____ Records for this task

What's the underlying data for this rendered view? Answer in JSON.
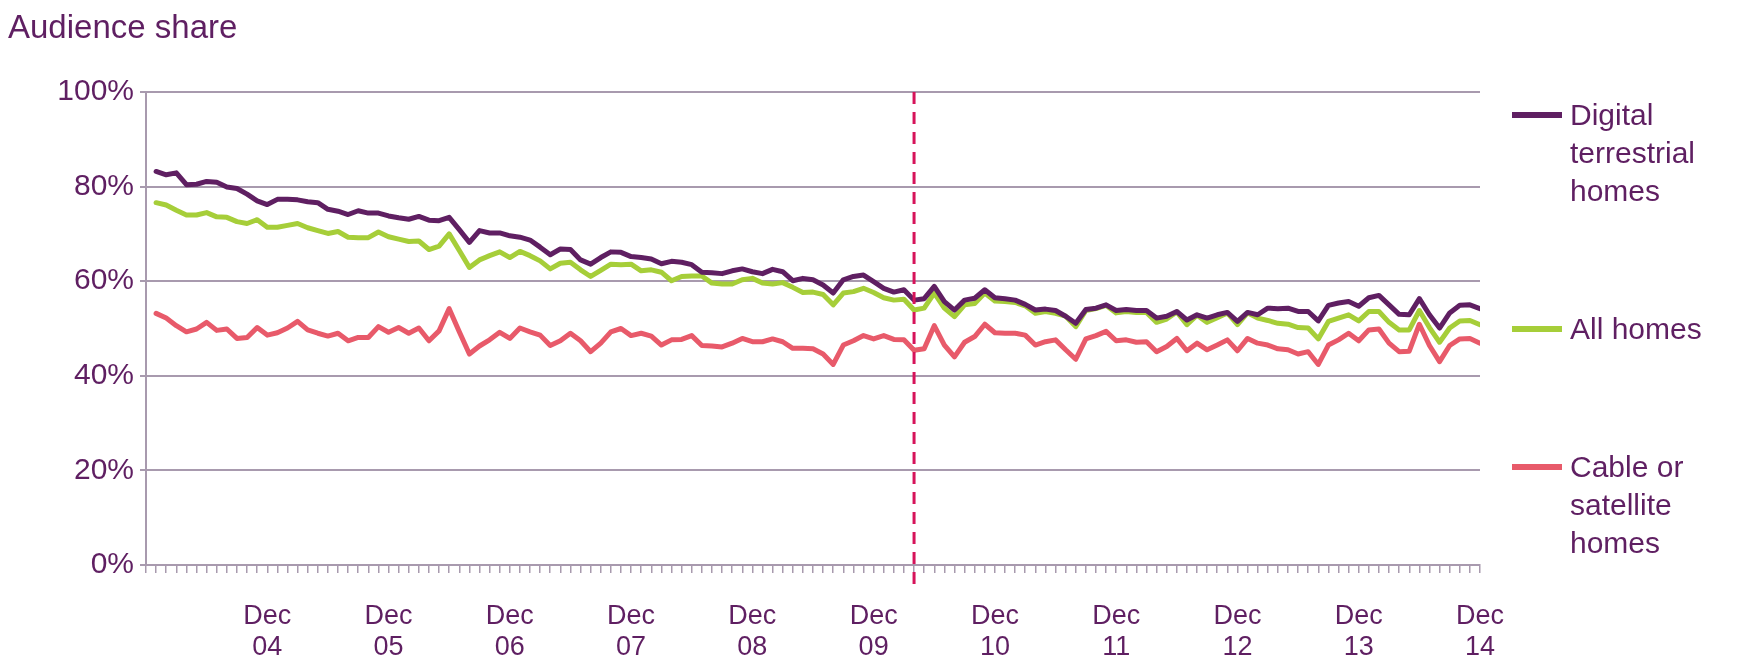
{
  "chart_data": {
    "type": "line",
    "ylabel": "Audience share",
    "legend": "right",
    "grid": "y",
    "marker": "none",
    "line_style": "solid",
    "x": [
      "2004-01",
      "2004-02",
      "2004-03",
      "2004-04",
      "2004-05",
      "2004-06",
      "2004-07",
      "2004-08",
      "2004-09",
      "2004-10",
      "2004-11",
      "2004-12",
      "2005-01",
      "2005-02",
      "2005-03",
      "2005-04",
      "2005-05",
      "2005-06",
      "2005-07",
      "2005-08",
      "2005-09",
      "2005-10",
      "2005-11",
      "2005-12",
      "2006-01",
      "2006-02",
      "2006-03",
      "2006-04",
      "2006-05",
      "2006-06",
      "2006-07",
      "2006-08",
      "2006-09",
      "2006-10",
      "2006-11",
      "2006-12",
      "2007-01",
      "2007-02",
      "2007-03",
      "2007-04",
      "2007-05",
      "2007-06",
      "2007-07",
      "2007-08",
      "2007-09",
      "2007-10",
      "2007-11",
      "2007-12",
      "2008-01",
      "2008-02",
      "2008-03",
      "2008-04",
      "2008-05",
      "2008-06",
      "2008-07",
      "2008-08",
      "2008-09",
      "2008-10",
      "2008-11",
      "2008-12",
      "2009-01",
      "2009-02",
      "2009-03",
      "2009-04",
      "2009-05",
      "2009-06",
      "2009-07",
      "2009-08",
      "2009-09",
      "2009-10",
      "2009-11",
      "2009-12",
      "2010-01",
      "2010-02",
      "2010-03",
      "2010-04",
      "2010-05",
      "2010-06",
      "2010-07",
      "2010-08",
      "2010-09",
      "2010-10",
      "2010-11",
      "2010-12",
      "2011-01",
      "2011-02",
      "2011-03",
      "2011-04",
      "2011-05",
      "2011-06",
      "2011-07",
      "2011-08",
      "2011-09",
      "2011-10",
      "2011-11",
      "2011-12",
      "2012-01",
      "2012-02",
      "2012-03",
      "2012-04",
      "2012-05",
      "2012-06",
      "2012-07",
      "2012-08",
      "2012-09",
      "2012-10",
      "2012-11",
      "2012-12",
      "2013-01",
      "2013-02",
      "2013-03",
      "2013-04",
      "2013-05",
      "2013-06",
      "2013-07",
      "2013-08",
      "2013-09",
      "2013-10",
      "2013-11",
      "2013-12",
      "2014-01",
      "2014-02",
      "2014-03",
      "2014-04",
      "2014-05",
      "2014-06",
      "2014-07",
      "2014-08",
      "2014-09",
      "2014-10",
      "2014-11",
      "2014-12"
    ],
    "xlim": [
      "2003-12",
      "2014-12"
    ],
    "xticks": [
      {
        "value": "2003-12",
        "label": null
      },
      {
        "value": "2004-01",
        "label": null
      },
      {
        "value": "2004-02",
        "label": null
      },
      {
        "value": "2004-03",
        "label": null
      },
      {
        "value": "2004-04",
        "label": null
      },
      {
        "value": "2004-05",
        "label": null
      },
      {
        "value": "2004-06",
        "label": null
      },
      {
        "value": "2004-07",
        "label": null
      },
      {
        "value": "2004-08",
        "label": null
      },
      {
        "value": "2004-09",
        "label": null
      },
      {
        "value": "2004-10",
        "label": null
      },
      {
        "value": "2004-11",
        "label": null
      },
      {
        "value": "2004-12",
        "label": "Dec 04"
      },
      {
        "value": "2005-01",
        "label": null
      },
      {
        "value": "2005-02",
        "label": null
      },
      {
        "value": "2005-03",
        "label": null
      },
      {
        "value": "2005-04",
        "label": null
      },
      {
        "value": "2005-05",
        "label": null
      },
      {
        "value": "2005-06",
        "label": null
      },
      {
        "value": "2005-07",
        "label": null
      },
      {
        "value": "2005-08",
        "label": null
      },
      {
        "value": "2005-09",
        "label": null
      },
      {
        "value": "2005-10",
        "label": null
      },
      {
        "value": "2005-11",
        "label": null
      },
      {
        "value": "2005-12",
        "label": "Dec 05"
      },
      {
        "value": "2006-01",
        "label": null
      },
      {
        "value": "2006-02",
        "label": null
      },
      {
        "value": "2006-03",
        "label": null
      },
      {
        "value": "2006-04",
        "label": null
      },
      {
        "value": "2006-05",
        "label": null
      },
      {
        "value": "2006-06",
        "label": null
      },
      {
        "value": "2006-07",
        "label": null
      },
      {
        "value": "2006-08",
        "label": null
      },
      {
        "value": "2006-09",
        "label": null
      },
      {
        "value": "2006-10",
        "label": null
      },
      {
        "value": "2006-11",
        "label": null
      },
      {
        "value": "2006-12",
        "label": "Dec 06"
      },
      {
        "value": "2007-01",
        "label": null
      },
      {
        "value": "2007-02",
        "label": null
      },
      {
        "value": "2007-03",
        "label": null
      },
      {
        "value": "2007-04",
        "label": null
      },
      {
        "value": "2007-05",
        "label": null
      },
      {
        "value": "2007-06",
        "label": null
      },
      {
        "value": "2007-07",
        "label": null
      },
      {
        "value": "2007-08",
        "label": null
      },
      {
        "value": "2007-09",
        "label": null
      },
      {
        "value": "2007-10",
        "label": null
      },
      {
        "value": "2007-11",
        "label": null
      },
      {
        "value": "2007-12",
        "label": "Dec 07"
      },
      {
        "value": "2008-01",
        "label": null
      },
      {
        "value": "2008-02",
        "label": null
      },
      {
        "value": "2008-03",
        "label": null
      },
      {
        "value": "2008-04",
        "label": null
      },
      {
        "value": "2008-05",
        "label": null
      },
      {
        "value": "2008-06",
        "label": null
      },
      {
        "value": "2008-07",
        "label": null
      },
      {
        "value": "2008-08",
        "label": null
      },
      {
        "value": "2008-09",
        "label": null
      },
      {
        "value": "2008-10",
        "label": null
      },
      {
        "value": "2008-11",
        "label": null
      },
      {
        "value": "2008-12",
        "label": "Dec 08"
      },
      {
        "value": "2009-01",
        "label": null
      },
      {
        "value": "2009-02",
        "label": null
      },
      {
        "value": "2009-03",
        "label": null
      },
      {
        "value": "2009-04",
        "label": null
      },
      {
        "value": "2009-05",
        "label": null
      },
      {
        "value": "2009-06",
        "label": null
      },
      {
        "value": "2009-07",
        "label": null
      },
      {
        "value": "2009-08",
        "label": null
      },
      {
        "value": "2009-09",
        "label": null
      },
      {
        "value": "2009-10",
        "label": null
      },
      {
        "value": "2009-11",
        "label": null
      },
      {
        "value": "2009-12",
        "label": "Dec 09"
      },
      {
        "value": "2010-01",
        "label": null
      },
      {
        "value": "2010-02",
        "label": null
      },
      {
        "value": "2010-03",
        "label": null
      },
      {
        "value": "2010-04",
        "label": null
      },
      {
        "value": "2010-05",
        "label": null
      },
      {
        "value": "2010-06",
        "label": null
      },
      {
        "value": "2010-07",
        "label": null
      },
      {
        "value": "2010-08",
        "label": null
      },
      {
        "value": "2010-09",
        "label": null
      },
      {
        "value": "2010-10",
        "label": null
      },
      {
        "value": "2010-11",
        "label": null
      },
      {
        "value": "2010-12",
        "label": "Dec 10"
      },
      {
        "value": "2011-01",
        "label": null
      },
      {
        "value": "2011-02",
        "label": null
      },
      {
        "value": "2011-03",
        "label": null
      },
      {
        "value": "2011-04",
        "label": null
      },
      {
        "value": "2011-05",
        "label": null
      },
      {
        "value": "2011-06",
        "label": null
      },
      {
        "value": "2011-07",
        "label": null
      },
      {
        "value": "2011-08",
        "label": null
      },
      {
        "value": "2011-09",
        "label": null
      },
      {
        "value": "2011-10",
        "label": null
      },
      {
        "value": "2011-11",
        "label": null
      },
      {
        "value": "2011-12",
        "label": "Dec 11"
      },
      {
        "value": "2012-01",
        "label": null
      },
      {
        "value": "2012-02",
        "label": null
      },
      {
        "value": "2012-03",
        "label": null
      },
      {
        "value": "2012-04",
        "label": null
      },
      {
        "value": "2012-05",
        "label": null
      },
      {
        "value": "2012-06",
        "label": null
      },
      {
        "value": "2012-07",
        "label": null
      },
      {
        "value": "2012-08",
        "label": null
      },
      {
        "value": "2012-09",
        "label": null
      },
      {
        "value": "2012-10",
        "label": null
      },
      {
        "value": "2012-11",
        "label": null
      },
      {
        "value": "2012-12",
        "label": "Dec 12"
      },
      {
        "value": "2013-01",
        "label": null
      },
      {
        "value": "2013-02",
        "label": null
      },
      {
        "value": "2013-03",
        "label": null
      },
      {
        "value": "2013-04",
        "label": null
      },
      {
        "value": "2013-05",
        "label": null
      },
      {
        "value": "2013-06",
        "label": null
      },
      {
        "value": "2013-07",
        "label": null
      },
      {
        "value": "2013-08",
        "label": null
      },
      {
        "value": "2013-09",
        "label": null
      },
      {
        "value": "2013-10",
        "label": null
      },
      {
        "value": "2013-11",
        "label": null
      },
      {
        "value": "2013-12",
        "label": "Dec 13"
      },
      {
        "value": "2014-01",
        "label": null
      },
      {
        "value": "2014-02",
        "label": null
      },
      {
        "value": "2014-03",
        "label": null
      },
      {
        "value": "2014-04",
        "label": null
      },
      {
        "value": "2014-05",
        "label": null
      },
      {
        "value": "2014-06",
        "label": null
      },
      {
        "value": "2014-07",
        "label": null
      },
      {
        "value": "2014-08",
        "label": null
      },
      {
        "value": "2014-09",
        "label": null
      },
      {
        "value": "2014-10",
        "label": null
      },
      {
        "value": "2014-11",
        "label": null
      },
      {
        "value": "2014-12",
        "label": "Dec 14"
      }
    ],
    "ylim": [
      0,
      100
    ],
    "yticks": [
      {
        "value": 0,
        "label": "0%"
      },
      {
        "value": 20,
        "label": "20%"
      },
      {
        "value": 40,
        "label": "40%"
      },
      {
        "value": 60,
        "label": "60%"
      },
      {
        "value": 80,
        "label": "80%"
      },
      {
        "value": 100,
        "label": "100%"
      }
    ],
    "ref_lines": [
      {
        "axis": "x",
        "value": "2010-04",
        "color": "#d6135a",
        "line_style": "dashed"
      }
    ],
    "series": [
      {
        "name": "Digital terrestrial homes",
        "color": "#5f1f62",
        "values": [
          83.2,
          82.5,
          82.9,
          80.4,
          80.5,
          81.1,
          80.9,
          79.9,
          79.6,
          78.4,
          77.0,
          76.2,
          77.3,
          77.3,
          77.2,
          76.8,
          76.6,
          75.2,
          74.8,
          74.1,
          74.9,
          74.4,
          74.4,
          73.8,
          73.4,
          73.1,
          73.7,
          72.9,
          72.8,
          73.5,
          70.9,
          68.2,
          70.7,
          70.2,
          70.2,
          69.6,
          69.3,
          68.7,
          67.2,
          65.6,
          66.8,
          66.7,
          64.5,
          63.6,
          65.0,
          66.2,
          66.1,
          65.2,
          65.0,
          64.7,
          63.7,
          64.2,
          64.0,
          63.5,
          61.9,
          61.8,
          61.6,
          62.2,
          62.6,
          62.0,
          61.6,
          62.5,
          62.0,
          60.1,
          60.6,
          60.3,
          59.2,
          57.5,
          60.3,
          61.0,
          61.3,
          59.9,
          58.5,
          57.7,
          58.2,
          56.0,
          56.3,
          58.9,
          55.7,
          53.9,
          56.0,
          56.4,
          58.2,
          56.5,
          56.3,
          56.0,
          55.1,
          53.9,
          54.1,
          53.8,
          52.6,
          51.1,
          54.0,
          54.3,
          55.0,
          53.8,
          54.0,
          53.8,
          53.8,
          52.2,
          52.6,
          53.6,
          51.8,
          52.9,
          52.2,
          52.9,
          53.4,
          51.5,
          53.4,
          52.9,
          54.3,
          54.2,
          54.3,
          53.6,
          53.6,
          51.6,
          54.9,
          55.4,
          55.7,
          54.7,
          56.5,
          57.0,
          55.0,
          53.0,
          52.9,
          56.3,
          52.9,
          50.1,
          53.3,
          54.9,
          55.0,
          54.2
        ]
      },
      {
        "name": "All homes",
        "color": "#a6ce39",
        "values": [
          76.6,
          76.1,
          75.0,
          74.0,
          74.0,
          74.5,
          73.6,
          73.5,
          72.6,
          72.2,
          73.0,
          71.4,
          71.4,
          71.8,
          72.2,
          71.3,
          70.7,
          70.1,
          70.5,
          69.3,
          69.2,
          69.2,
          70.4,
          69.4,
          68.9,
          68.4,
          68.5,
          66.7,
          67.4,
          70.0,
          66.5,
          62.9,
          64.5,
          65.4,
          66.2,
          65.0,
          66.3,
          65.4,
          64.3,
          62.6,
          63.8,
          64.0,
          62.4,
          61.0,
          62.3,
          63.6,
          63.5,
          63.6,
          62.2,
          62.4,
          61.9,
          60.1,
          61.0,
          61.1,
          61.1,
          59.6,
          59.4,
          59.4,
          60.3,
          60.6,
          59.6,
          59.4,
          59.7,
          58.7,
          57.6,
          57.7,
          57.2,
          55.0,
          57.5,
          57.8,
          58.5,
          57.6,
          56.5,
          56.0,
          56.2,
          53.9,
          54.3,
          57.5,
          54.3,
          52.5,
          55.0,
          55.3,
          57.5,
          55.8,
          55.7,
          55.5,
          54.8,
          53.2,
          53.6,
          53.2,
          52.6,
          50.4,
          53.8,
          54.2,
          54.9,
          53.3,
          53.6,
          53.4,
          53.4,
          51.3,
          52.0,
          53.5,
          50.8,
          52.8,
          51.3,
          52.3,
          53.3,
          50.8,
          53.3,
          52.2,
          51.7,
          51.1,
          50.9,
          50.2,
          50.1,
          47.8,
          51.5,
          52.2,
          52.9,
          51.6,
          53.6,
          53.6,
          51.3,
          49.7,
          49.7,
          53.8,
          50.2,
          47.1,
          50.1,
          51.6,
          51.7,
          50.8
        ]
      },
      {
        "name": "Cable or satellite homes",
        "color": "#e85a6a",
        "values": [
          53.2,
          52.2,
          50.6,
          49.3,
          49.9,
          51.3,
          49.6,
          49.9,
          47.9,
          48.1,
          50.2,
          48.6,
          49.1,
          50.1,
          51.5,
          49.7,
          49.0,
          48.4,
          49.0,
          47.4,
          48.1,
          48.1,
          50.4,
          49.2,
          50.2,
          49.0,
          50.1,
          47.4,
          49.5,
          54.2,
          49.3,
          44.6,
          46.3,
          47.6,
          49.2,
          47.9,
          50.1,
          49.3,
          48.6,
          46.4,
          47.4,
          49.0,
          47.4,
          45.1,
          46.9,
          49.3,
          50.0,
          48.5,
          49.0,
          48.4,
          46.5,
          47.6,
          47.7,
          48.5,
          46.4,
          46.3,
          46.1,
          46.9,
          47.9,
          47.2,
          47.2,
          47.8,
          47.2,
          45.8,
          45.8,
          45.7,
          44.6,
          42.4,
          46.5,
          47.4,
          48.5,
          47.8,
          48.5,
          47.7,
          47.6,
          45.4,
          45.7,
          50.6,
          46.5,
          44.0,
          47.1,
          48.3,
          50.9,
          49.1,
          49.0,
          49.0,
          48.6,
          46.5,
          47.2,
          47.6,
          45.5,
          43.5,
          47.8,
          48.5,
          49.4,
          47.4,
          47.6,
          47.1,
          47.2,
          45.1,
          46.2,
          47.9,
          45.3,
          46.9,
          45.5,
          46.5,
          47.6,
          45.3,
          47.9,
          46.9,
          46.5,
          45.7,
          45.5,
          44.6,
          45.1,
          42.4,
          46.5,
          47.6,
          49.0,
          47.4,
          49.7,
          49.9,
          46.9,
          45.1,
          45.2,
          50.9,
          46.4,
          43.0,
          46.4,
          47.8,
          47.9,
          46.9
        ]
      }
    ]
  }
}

________
____ Records for this task

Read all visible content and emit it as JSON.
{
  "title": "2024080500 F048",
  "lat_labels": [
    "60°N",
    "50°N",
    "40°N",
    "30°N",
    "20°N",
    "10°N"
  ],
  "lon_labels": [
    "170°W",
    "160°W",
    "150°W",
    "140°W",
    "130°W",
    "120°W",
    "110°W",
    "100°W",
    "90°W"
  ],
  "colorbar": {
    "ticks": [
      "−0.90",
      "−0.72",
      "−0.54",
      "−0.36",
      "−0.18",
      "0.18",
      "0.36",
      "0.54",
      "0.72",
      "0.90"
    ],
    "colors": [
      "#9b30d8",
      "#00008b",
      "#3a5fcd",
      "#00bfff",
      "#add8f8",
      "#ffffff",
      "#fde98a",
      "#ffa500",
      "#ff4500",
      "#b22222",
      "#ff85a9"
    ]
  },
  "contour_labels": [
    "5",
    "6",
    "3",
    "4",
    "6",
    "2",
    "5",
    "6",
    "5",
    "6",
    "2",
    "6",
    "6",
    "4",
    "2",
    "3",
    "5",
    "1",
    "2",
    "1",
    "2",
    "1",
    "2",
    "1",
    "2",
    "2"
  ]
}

________
____ Records for this task

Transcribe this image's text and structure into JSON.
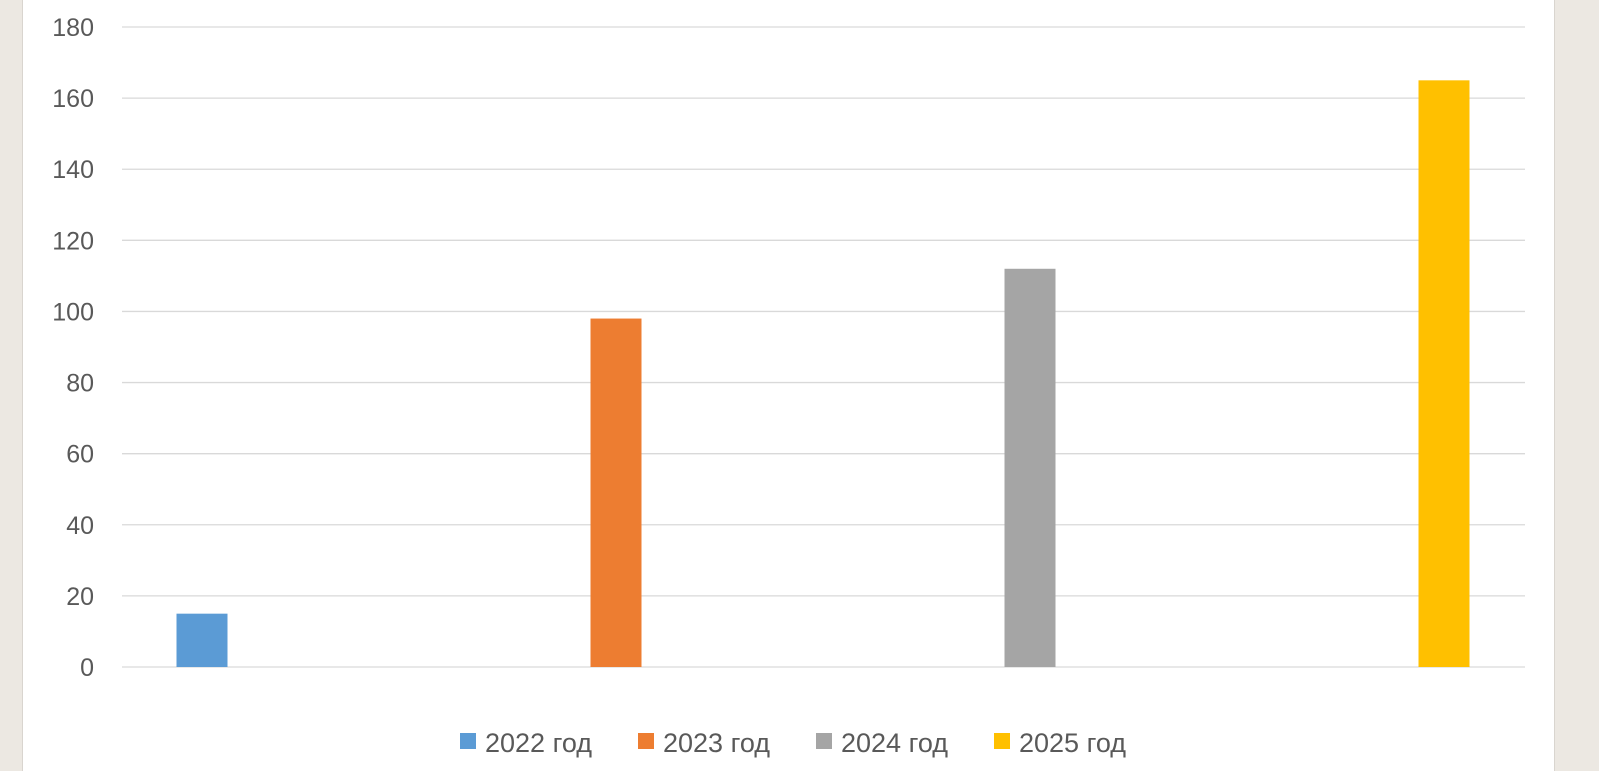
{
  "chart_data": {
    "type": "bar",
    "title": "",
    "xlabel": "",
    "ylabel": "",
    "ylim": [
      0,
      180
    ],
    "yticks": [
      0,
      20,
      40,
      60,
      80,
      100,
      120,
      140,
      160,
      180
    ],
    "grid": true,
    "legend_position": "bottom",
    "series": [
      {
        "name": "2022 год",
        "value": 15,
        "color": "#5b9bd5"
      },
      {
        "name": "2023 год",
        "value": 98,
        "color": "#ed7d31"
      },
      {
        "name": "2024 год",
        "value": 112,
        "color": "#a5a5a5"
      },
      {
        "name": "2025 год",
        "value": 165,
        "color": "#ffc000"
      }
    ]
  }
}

________

= Problem requirements =
Gather up the lines that contain the word "JSON".

= Response =
What's the underlying data for this rendered view? Answer in JSON.
Read all visible content and emit it as JSON.
Transcribe this image's text and structure into JSON.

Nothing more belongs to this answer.